**Job**
Present the stretch of data that opens with the line containing "nav-sublink[interactable]: メンバー管理 bbox=[85, 800, 181, 819]" and closes with the line containing "load-button[interactable]: 読み込む bbox=[8, 1236, 75, 1261]", both included, as a Markdown table with the columns Row and Entry, numbering each line and leaving out blank ones.
* * * * * * *
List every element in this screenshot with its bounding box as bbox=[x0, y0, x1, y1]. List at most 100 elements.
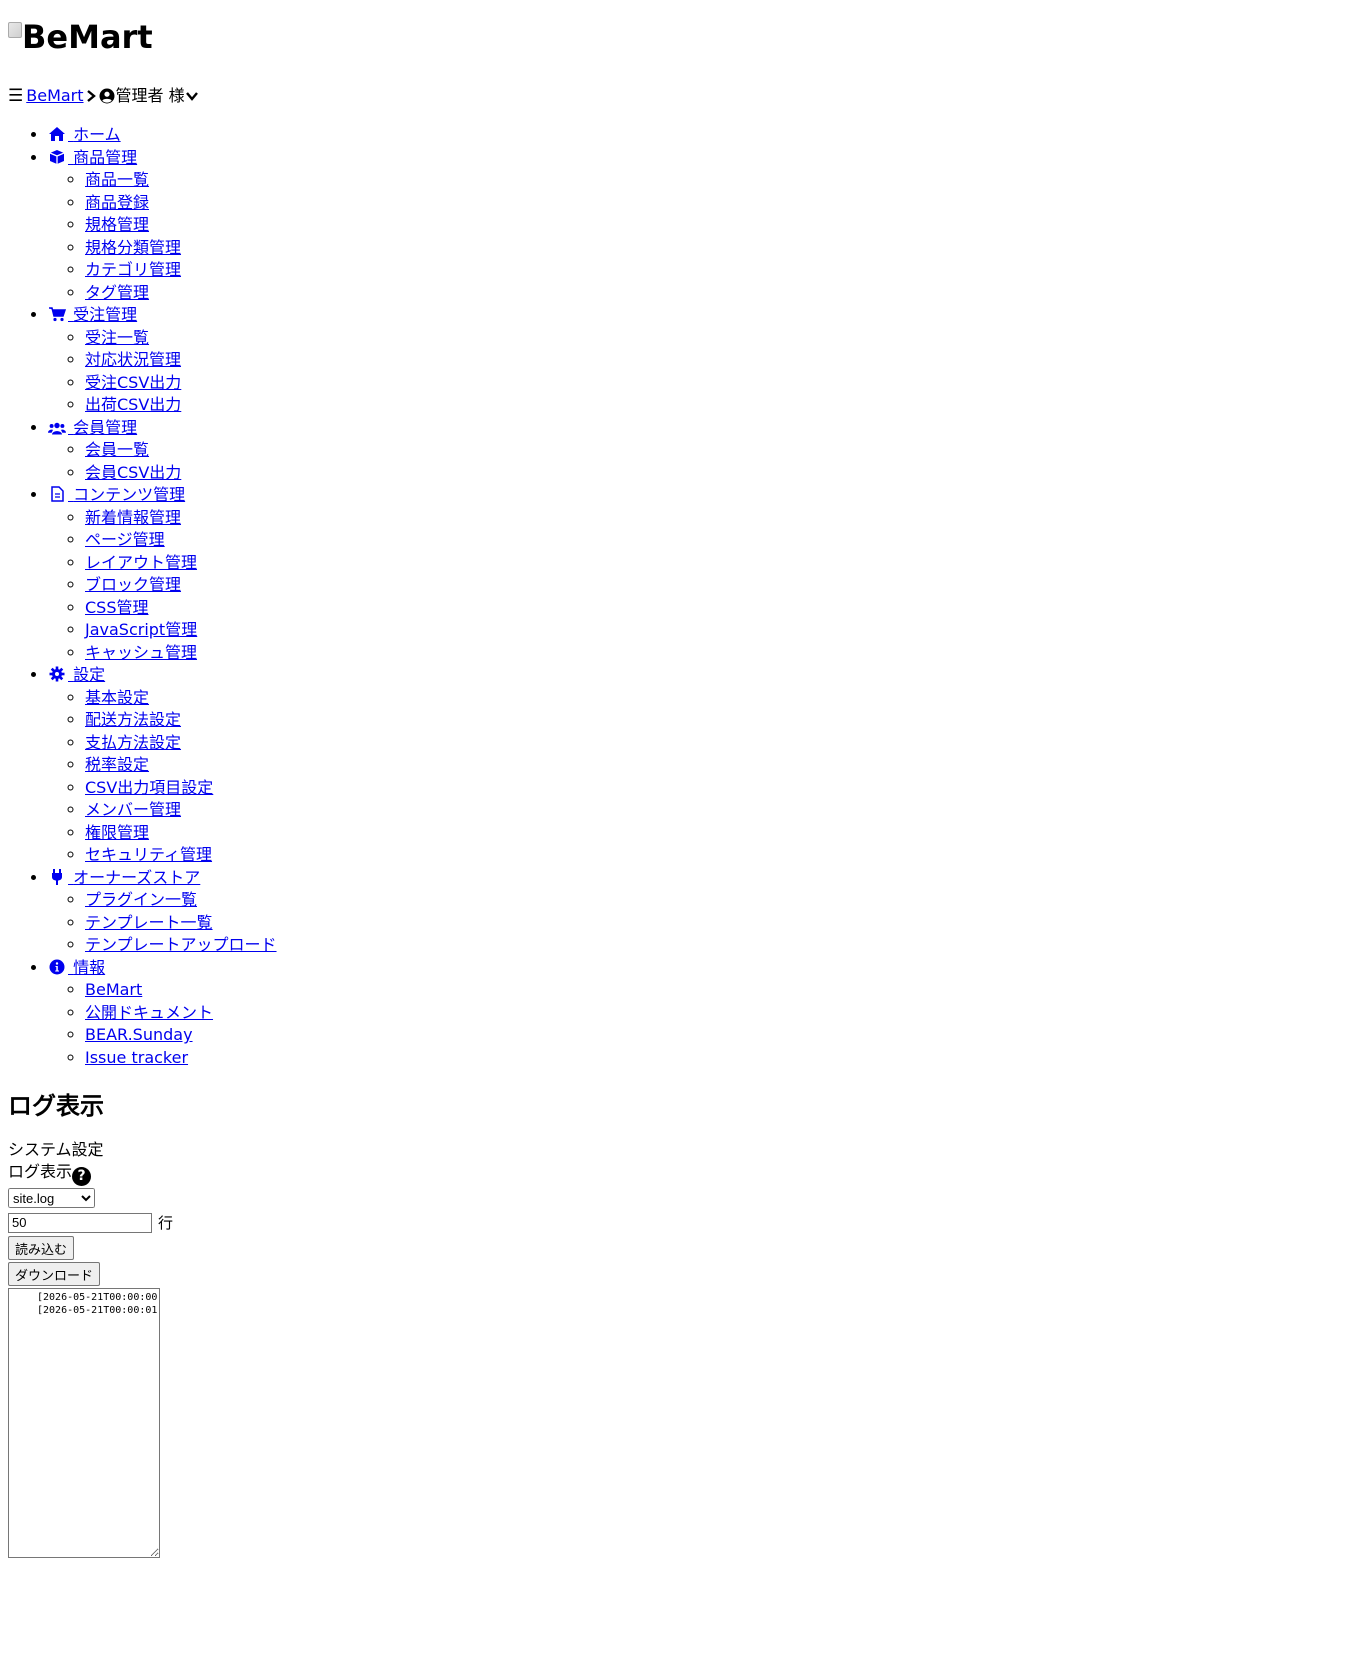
nav-sublink[interactable]: メンバー管理 bbox=[85, 800, 181, 819]
box-icon bbox=[48, 149, 66, 165]
breadcrumb-current-label: ログ表示 bbox=[8, 1161, 73, 1181]
nav-subitem: 税率設定 bbox=[85, 754, 1357, 777]
nav-sublink[interactable]: セキュリティ管理 bbox=[85, 845, 212, 864]
nav-link-file[interactable]: コンテンツ管理 bbox=[48, 485, 185, 504]
topbar: ☰ BeMart 管理者 様 bbox=[8, 84, 1357, 108]
user-menu-label[interactable]: 管理者 様 bbox=[116, 84, 185, 108]
nav-sublink[interactable]: キャッシュ管理 bbox=[85, 643, 197, 662]
nav-sublink[interactable]: カテゴリ管理 bbox=[85, 260, 181, 279]
nav-subitem: 商品登録 bbox=[85, 192, 1357, 215]
nav-sublist: BeMart 公開ドキュメント BEAR.Sunday Issue tracker bbox=[48, 979, 1357, 1069]
nav-subitem: セキュリティ管理 bbox=[85, 844, 1357, 867]
nav-sublink[interactable]: CSS管理 bbox=[85, 598, 149, 617]
nav-link-label: オーナーズストア bbox=[73, 867, 201, 887]
load-button[interactable]: 読み込む bbox=[8, 1236, 75, 1261]
breadcrumb-home-link[interactable]: BeMart bbox=[26, 84, 83, 108]
nav-sublink[interactable]: 規格管理 bbox=[85, 215, 149, 234]
nav-sublink[interactable]: 基本設定 bbox=[85, 688, 149, 707]
nav-subitem: 権限管理 bbox=[85, 822, 1357, 845]
nav-sublink[interactable]: 新着情報管理 bbox=[85, 508, 181, 527]
nav-subitem: 会員一覧 bbox=[85, 439, 1357, 462]
nav-sublink[interactable]: ページ管理 bbox=[85, 530, 165, 549]
nav-sublink[interactable]: JavaScript管理 bbox=[85, 620, 197, 639]
chevron-down-icon[interactable] bbox=[185, 89, 199, 103]
menu-icon[interactable]: ☰ bbox=[8, 84, 23, 110]
nav-subitem: JavaScript管理 bbox=[85, 619, 1357, 642]
logo[interactable]: BeMart bbox=[8, 18, 1357, 56]
nav-link-gear[interactable]: 設定 bbox=[48, 665, 105, 684]
nav-link-users[interactable]: 会員管理 bbox=[48, 418, 137, 437]
nav-sublink[interactable]: 税率設定 bbox=[85, 755, 149, 774]
nav-subitem: 対応状況管理 bbox=[85, 349, 1357, 372]
nav-sublist: 商品一覧商品登録規格管理規格分類管理カテゴリ管理タグ管理 bbox=[48, 169, 1357, 304]
nav-sublink[interactable]: 規格分類管理 bbox=[85, 238, 181, 257]
nav-item: コンテンツ管理新着情報管理ページ管理レイアウト管理ブロック管理 CSS管理 Java… bbox=[48, 484, 1357, 664]
user-circle-icon bbox=[99, 88, 115, 104]
nav-sublink[interactable]: テンプレートアップロード bbox=[85, 935, 277, 954]
nav-sublink[interactable]: タグ管理 bbox=[85, 283, 149, 302]
nav-sublink[interactable]: CSV出力項目設定 bbox=[85, 778, 213, 797]
nav-link-home[interactable]: ホーム bbox=[48, 125, 121, 144]
nav-link-info[interactable]: 情報 bbox=[48, 958, 105, 977]
download-button[interactable]: ダウンロード bbox=[8, 1262, 101, 1287]
nav-subitem: CSV出力項目設定 bbox=[85, 777, 1357, 800]
nav-sublink[interactable]: BeMart bbox=[85, 980, 142, 999]
nav-subitem: BEAR.Sunday bbox=[85, 1024, 1357, 1047]
nav-sublink[interactable]: ブロック管理 bbox=[85, 575, 181, 594]
sidebar-nav: ホーム 商品管理商品一覧商品登録規格管理規格分類管理カテゴリ管理タグ管理 受注管… bbox=[8, 124, 1357, 1069]
nav-subitem: 受注一覧 bbox=[85, 327, 1357, 350]
nav-subitem: 出荷CSV出力 bbox=[85, 394, 1357, 417]
nav-item: 設定基本設定配送方法設定支払方法設定税率設定 CSV出力項目設定メンバー管理権限管… bbox=[48, 664, 1357, 867]
nav-subitem: 配送方法設定 bbox=[85, 709, 1357, 732]
lines-unit-label: 行 bbox=[158, 1213, 174, 1232]
nav-link-box[interactable]: 商品管理 bbox=[48, 148, 137, 167]
nav-link-plug[interactable]: オーナーズストア bbox=[48, 868, 200, 887]
nav-item: 会員管理会員一覧会員CSV出力 bbox=[48, 417, 1357, 485]
nav-link-label: 商品管理 bbox=[73, 147, 138, 167]
nav-subitem: 商品一覧 bbox=[85, 169, 1357, 192]
nav-subitem: キャッシュ管理 bbox=[85, 642, 1357, 665]
nav-subitem: 公開ドキュメント bbox=[85, 1002, 1357, 1025]
nav-subitem: タグ管理 bbox=[85, 282, 1357, 305]
nav-link-label: 設定 bbox=[73, 665, 106, 685]
nav-sublist: プラグイン一覧テンプレート一覧テンプレートアップロード bbox=[48, 889, 1357, 957]
nav-list: ホーム 商品管理商品一覧商品登録規格管理規格分類管理カテゴリ管理タグ管理 受注管… bbox=[8, 124, 1357, 1069]
nav-link-cart[interactable]: 受注管理 bbox=[48, 305, 137, 324]
nav-item: オーナーズストアプラグイン一覧テンプレート一覧テンプレートアップロード bbox=[48, 867, 1357, 957]
nav-sublink[interactable]: 権限管理 bbox=[85, 823, 149, 842]
nav-sublink[interactable]: 配送方法設定 bbox=[85, 710, 181, 729]
help-icon[interactable]: ? bbox=[72, 1166, 92, 1186]
nav-sublink[interactable]: 受注CSV出力 bbox=[85, 373, 181, 392]
logo-text: BeMart bbox=[22, 18, 153, 56]
nav-sublink[interactable]: 会員CSV出力 bbox=[85, 463, 181, 482]
lines-row: 行 bbox=[8, 1212, 1357, 1235]
nav-sublist: 受注一覧対応状況管理受注CSV出力出荷CSV出力 bbox=[48, 327, 1357, 417]
nav-subitem: レイアウト管理 bbox=[85, 552, 1357, 575]
nav-sublink[interactable]: テンプレート一覧 bbox=[85, 913, 213, 932]
nav-item: ホーム bbox=[48, 124, 1357, 147]
nav-sublink[interactable]: BEAR.Sunday bbox=[85, 1025, 193, 1044]
log-file-row: site.log bbox=[8, 1186, 1357, 1210]
nav-sublink[interactable]: 会員一覧 bbox=[85, 440, 149, 459]
nav-sublink[interactable]: 商品登録 bbox=[85, 193, 149, 212]
nav-subitem: テンプレート一覧 bbox=[85, 912, 1357, 935]
nav-sublink[interactable]: 支払方法設定 bbox=[85, 733, 181, 752]
nav-sublink[interactable]: 公開ドキュメント bbox=[85, 1003, 213, 1022]
nav-sublink[interactable]: レイアウト管理 bbox=[85, 553, 197, 572]
nav-sublink[interactable]: 対応状況管理 bbox=[85, 350, 181, 369]
log-output-textarea[interactable]: [2026-05-21T00:00:00 [2026-05-21T00:00:0… bbox=[8, 1288, 160, 1559]
nav-sublink[interactable]: 商品一覧 bbox=[85, 170, 149, 189]
lines-input[interactable] bbox=[8, 1212, 152, 1233]
nav-sublink[interactable]: 受注一覧 bbox=[85, 328, 149, 347]
nav-subitem: 規格管理 bbox=[85, 214, 1357, 237]
nav-sublink[interactable]: 出荷CSV出力 bbox=[85, 395, 181, 414]
nav-sublink[interactable]: プラグイン一覧 bbox=[85, 890, 197, 909]
nav-sublink[interactable]: Issue tracker bbox=[85, 1048, 188, 1067]
nav-subitem: 新着情報管理 bbox=[85, 507, 1357, 530]
info-icon bbox=[48, 959, 66, 975]
nav-subitem: ページ管理 bbox=[85, 529, 1357, 552]
nav-item: 情報 BeMart 公開ドキュメント BEAR.Sunday Issue tracker bbox=[48, 957, 1357, 1070]
log-file-select[interactable]: site.log bbox=[8, 1188, 95, 1209]
nav-subitem: プラグイン一覧 bbox=[85, 889, 1357, 912]
nav-sublist: 基本設定配送方法設定支払方法設定税率設定 CSV出力項目設定メンバー管理権限管理セ… bbox=[48, 687, 1357, 867]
* * * * * * *
**Expected answer**
| Row | Entry |
|---|---|
| 1 | nav-sublink[interactable]: メンバー管理 bbox=[85, 800, 181, 819] |
| 2 | box-icon bbox=[48, 149, 66, 165] |
| 3 | breadcrumb-current-label: ログ表示 bbox=[8, 1161, 73, 1181] |
| 4 | nav-subitem: 税率設定 bbox=[85, 754, 1357, 777] |
| 5 | nav-sublink[interactable]: セキュリティ管理 bbox=[85, 845, 212, 864] |
| 6 | nav-link-file[interactable]: コンテンツ管理 bbox=[48, 485, 185, 504] |
| 7 | topbar: ☰ BeMart 管理者 様 bbox=[8, 84, 1357, 108] |
| 8 | user-menu-label[interactable]: 管理者 様 bbox=[116, 84, 185, 108] |
| 9 | nav-sublink[interactable]: キャッシュ管理 bbox=[85, 643, 197, 662] |
| 10 | nav-sublink[interactable]: カテゴリ管理 bbox=[85, 260, 181, 279] |
| 11 | nav-subitem: 商品登録 bbox=[85, 192, 1357, 215] |
| 12 | nav-sublist: BeMart 公開ドキュメント BEAR.Sunday Issue tracker bbox=[48, 979, 1357, 1069] |
| 13 | nav-subitem: セキュリティ管理 bbox=[85, 844, 1357, 867] |
| 14 | nav-sublink[interactable]: CSS管理 bbox=[85, 598, 149, 617] |
| 15 | nav-link-label: オーナーズストア bbox=[73, 867, 201, 887] |
| 16 | load-button[interactable]: 読み込む bbox=[8, 1236, 75, 1261] |